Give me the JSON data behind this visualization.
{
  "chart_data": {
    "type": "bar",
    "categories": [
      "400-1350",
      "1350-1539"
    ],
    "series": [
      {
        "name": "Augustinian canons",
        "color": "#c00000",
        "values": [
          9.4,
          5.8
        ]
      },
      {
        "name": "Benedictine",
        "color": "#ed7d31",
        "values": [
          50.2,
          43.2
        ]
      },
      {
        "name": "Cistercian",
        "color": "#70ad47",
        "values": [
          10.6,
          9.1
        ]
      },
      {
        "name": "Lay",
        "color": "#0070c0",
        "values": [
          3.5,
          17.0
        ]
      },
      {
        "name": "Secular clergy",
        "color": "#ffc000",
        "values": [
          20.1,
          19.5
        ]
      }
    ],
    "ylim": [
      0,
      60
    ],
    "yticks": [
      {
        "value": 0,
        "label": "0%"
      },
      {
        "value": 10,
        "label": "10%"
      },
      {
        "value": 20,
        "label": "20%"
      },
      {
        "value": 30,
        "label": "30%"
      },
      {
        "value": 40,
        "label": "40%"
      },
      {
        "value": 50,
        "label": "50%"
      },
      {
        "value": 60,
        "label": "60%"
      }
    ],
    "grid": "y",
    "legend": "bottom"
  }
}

· · · · · · ·

Exactly as written above, please repeat the entries.

**Finished answer:**
Give me the JSON data behind this visualization.
{
  "chart_data": {
    "type": "bar",
    "categories": [
      "400-1350",
      "1350-1539"
    ],
    "series": [
      {
        "name": "Augustinian canons",
        "color": "#c00000",
        "values": [
          9.4,
          5.8
        ]
      },
      {
        "name": "Benedictine",
        "color": "#ed7d31",
        "values": [
          50.2,
          43.2
        ]
      },
      {
        "name": "Cistercian",
        "color": "#70ad47",
        "values": [
          10.6,
          9.1
        ]
      },
      {
        "name": "Lay",
        "color": "#0070c0",
        "values": [
          3.5,
          17.0
        ]
      },
      {
        "name": "Secular clergy",
        "color": "#ffc000",
        "values": [
          20.1,
          19.5
        ]
      }
    ],
    "ylim": [
      0,
      60
    ],
    "yticks": [
      {
        "value": 0,
        "label": "0%"
      },
      {
        "value": 10,
        "label": "10%"
      },
      {
        "value": 20,
        "label": "20%"
      },
      {
        "value": 30,
        "label": "30%"
      },
      {
        "value": 40,
        "label": "40%"
      },
      {
        "value": 50,
        "label": "50%"
      },
      {
        "value": 60,
        "label": "60%"
      }
    ],
    "grid": "y",
    "legend": "bottom"
  }
}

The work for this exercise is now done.